** begin Supplied data **
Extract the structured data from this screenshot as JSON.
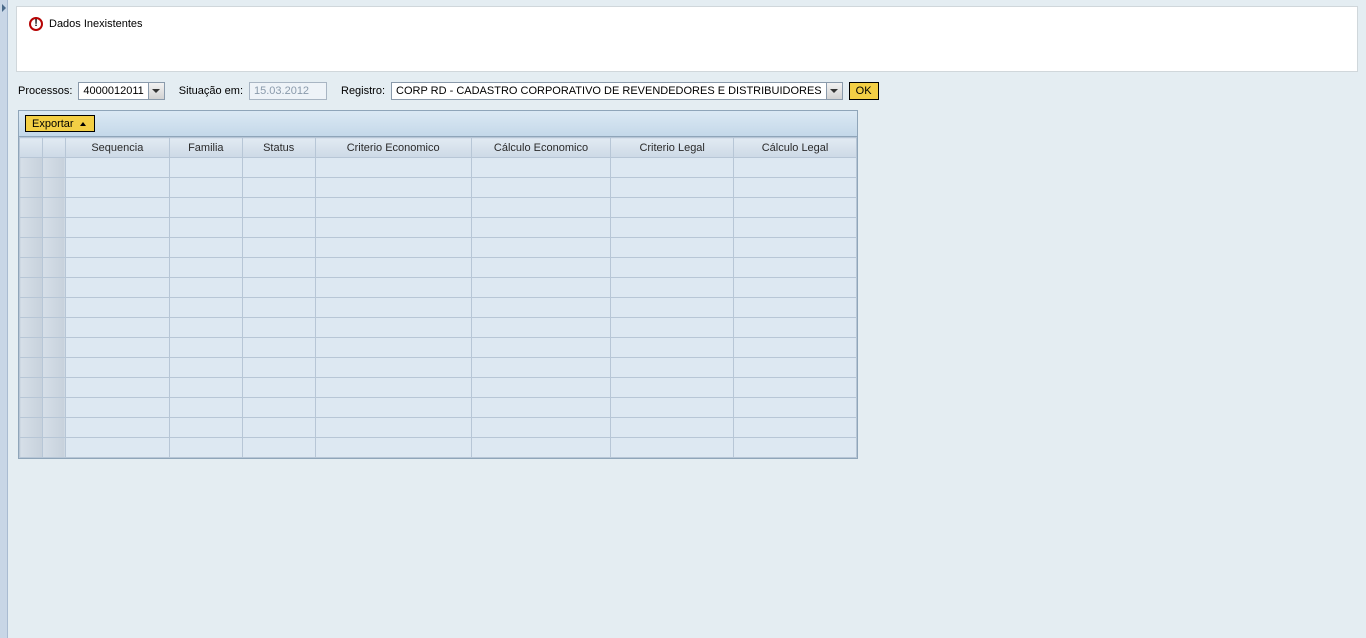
{
  "message": {
    "text": "Dados Inexistentes"
  },
  "filters": {
    "processos_label": "Processos:",
    "processos_value": "4000012011",
    "situacao_label": "Situação em:",
    "situacao_value": "15.03.2012",
    "registro_label": "Registro:",
    "registro_value": "CORP RD - CADASTRO CORPORATIVO DE REVENDEDORES E DISTRIBUIDORES",
    "ok_label": "OK"
  },
  "toolbar": {
    "export_label": "Exportar"
  },
  "grid": {
    "columns": [
      "Sequencia",
      "Familia",
      "Status",
      "Criterio Economico",
      "Cálculo Economico",
      "Criterio Legal",
      "Cálculo Legal"
    ],
    "empty_rows": 15
  }
}
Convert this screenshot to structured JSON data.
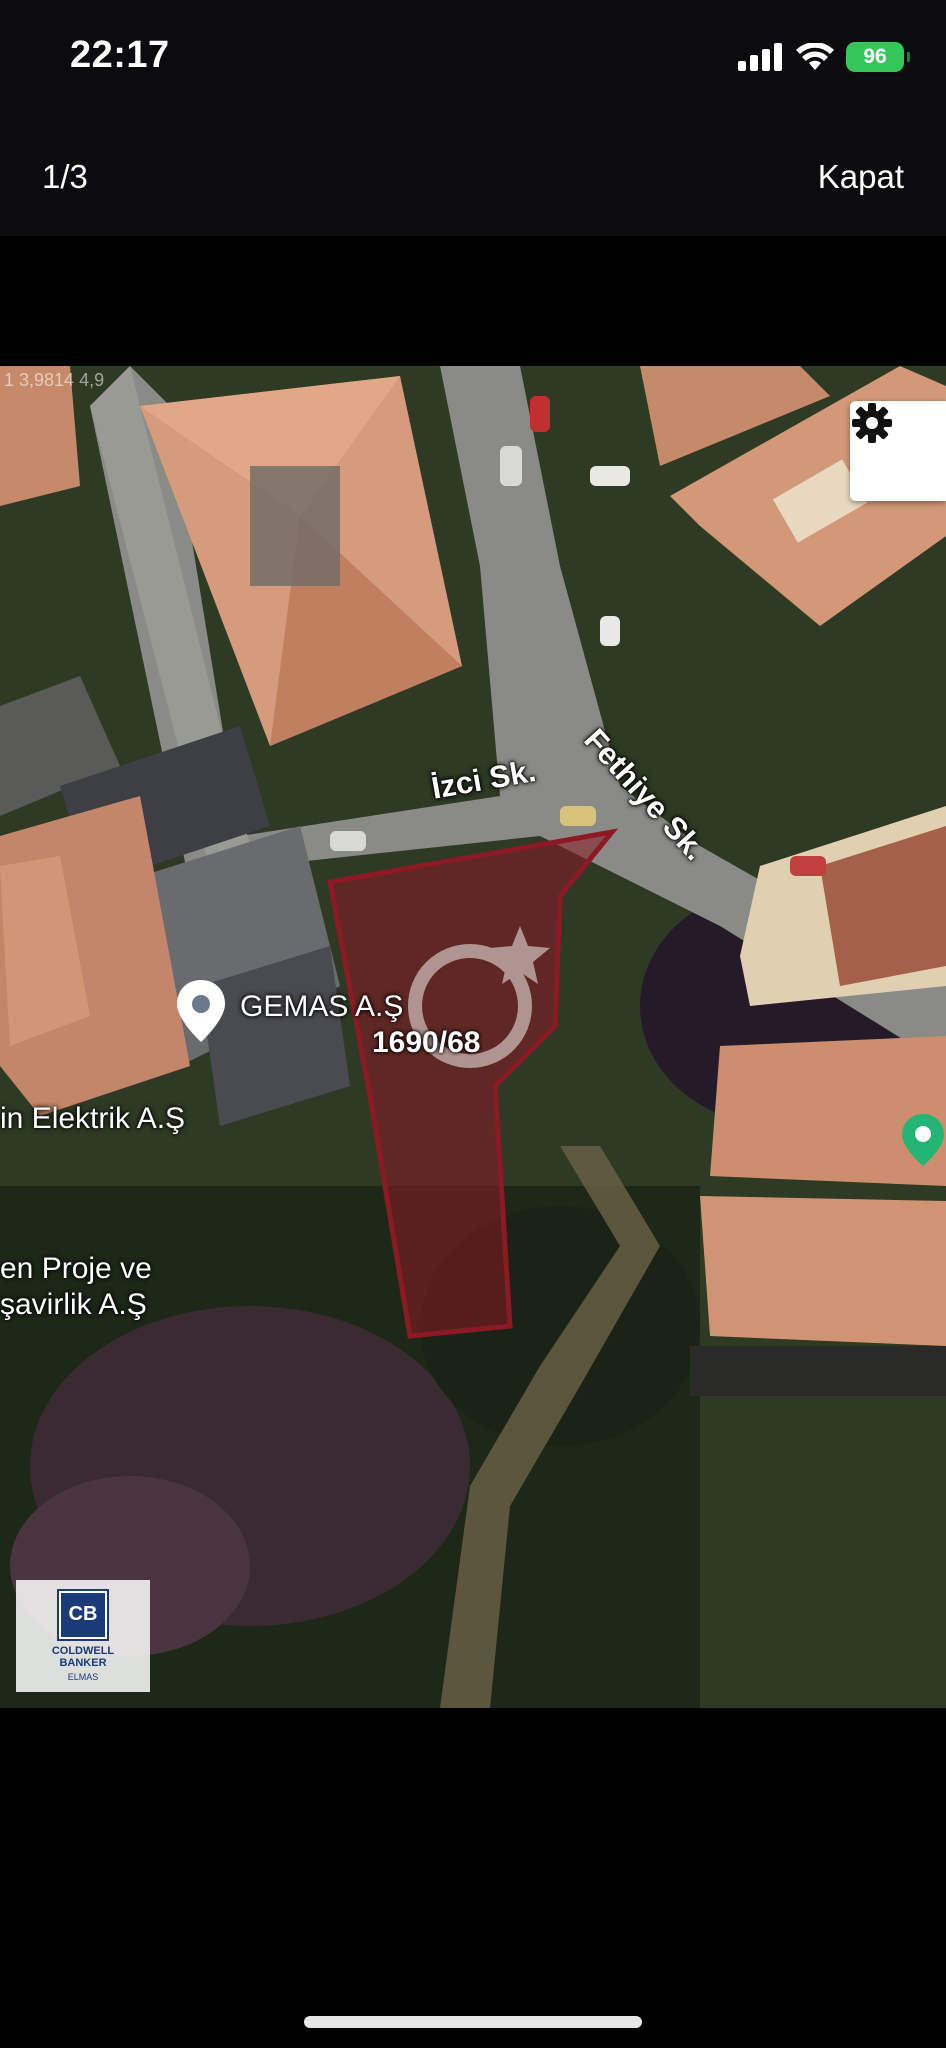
{
  "status_bar": {
    "time": "22:17",
    "battery": "96",
    "icons": [
      "cellular-signal-icon",
      "wifi-icon",
      "battery-icon"
    ]
  },
  "viewer": {
    "counter": "1/3",
    "close_label": "Kapat"
  },
  "map": {
    "coordinates": "1 3,9814 4,9",
    "settings_icon": "gear-icon",
    "streets": {
      "izci": "İzci Sk.",
      "fethiye": "Fethiye Sk."
    },
    "places": {
      "gemas": "GEMAS A.Ş",
      "elektrik": "in Elektrik A.Ş",
      "proje_line1": "en Proje ve",
      "proje_line2": "şavirlik A.Ş"
    },
    "parcel": "1690/68",
    "parcel_color": "#8b1a24",
    "pin_color": "#22b574"
  },
  "brand": {
    "mark": "CB",
    "name_line1": "COLDWELL",
    "name_line2": "BANKER",
    "sub": "ELMAS"
  }
}
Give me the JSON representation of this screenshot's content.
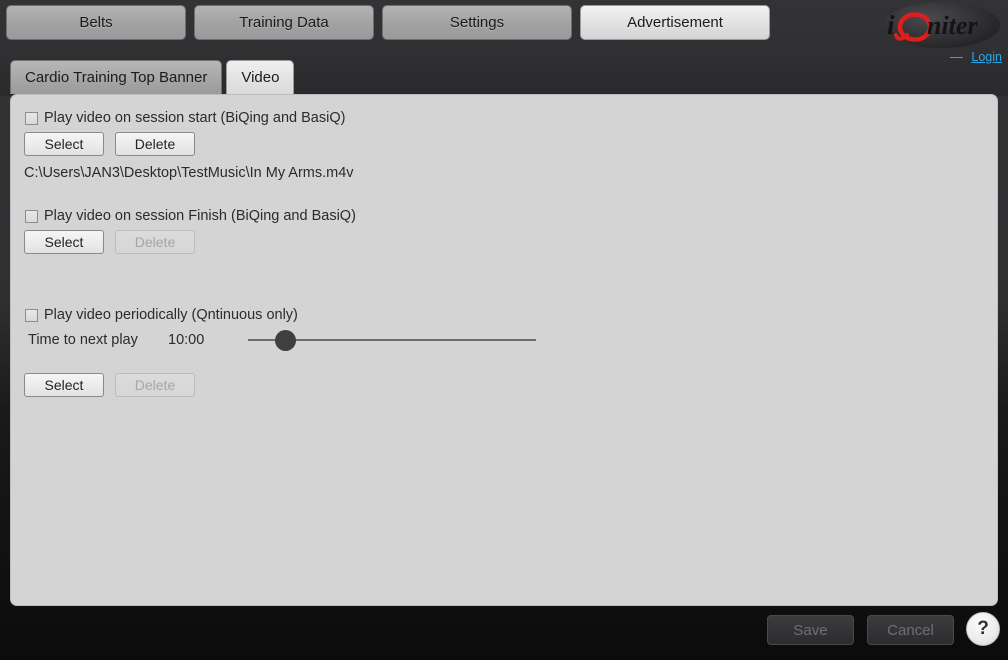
{
  "header": {
    "main_tabs": [
      {
        "label": "Belts",
        "active": false
      },
      {
        "label": "Training Data",
        "active": false
      },
      {
        "label": "Settings",
        "active": false
      },
      {
        "label": "Advertisement",
        "active": true
      }
    ],
    "logo_text": "iQniter",
    "logo_accent_color": "#e01d1d",
    "login_label": "Login",
    "login_color": "#2aa7e8"
  },
  "sub_tabs": [
    {
      "label": "Cardio Training Top Banner",
      "active": false
    },
    {
      "label": "Video",
      "active": true
    }
  ],
  "main": {
    "session_start": {
      "checkbox_label": "Play video on session start (BiQing and BasiQ)",
      "checked": false,
      "select_label": "Select",
      "delete_label": "Delete",
      "delete_disabled": false,
      "file_path": "C:\\Users\\JAN3\\Desktop\\TestMusic\\In My Arms.m4v"
    },
    "session_finish": {
      "checkbox_label": "Play video on session Finish (BiQing and BasiQ)",
      "checked": false,
      "select_label": "Select",
      "delete_label": "Delete",
      "delete_disabled": true
    },
    "periodic": {
      "checkbox_label": "Play video periodically (Qntinuous only)",
      "checked": false,
      "slider_label": "Time to next play",
      "slider_value": "10:00",
      "slider_percent": 10,
      "select_label": "Select",
      "delete_label": "Delete",
      "delete_disabled": true
    }
  },
  "footer": {
    "save_label": "Save",
    "save_disabled": true,
    "cancel_label": "Cancel",
    "cancel_disabled": true,
    "help_label": "?"
  }
}
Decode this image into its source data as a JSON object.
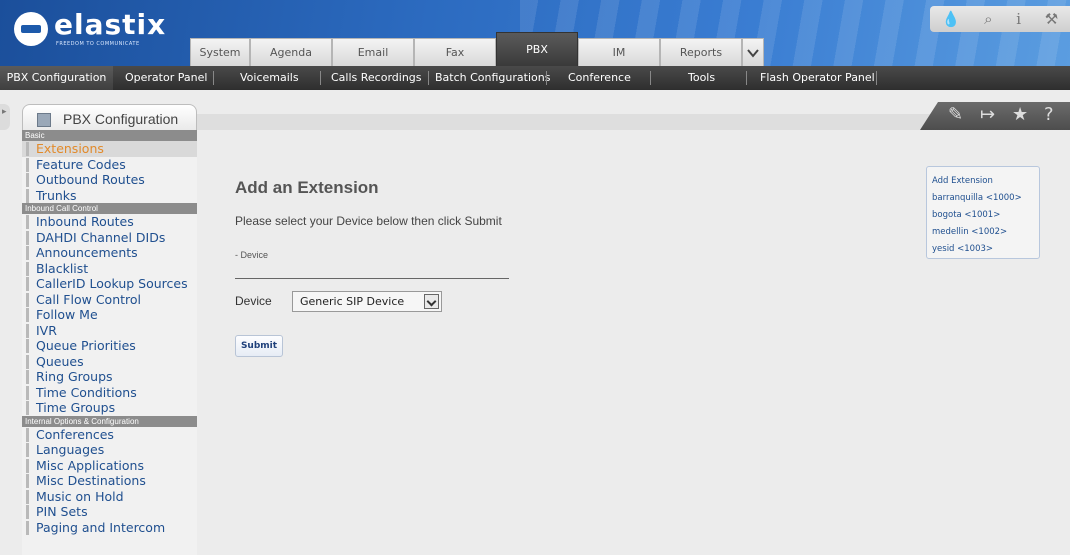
** end Supplied data **
▶ [Written exercise]:
Copy every entry word for word, but omit the pictures.

▶ [Full output]:
Extract the structured data from this screenshot as JSON.
{
  "message": {
    "text": "Dados Inexistentes"
  },
  "filters": {
    "processos_label": "Processos:",
    "processos_value": "4000012011",
    "situacao_label": "Situação em:",
    "situacao_value": "15.03.2012",
    "registro_label": "Registro:",
    "registro_value": "CORP RD - CADASTRO CORPORATIVO DE REVENDEDORES E DISTRIBUIDORES",
    "ok_label": "OK"
  },
  "toolbar": {
    "export_label": "Exportar"
  },
  "grid": {
    "columns": [
      "Sequencia",
      "Familia",
      "Status",
      "Criterio Economico",
      "Cálculo Economico",
      "Criterio Legal",
      "Cálculo Legal"
    ],
    "empty_rows": 15
  }
}
Convert this screenshot to structured JSON data.
{
  "status_bar": {
    "time": "22:17",
    "battery": "96",
    "icons": [
      "cellular-signal-icon",
      "wifi-icon",
      "battery-icon"
    ]
  },
  "viewer": {
    "counter": "1/3",
    "close_label": "Kapat"
  },
  "map": {
    "coordinates": "1 3,9814 4,9",
    "settings_icon": "gear-icon",
    "streets": {
      "izci": "İzci Sk.",
      "fethiye": "Fethiye Sk."
    },
    "places": {
      "gemas": "GEMAS A.Ş",
      "elektrik": "in Elektrik A.Ş",
      "proje_line1": "en Proje ve",
      "proje_line2": "şavirlik A.Ş"
    },
    "parcel": "1690/68",
    "parcel_color": "#8b1a24",
    "pin_color": "#22b574"
  },
  "brand": {
    "mark": "CB",
    "name_line1": "COLDWELL",
    "name_line2": "BANKER",
    "sub": "ELMAS"
  }
}
Give me the JSON representation of this screenshot's content.
{
  "header": {
    "main_tabs": [
      {
        "label": "Belts",
        "active": false
      },
      {
        "label": "Training Data",
        "active": false
      },
      {
        "label": "Settings",
        "active": false
      },
      {
        "label": "Advertisement",
        "active": true
      }
    ],
    "logo_text": "iQniter",
    "logo_accent_color": "#e01d1d",
    "login_label": "Login",
    "login_color": "#2aa7e8"
  },
  "sub_tabs": [
    {
      "label": "Cardio Training Top Banner",
      "active": false
    },
    {
      "label": "Video",
      "active": true
    }
  ],
  "main": {
    "session_start": {
      "checkbox_label": "Play video on session start (BiQing and BasiQ)",
      "checked": false,
      "select_label": "Select",
      "delete_label": "Delete",
      "delete_disabled": false,
      "file_path": "C:\\Users\\JAN3\\Desktop\\TestMusic\\In My Arms.m4v"
    },
    "session_finish": {
      "checkbox_label": "Play video on session Finish (BiQing and BasiQ)",
      "checked": false,
      "select_label": "Select",
      "delete_label": "Delete",
      "delete_disabled": true
    },
    "periodic": {
      "checkbox_label": "Play video periodically (Qntinuous only)",
      "checked": false,
      "slider_label": "Time to next play",
      "slider_value": "10:00",
      "slider_percent": 10,
      "select_label": "Select",
      "delete_label": "Delete",
      "delete_disabled": true
    }
  },
  "footer": {
    "save_label": "Save",
    "save_disabled": true,
    "cancel_label": "Cancel",
    "cancel_disabled": true,
    "help_label": "?"
  }
}
Decode this image into its source data as a JSON object.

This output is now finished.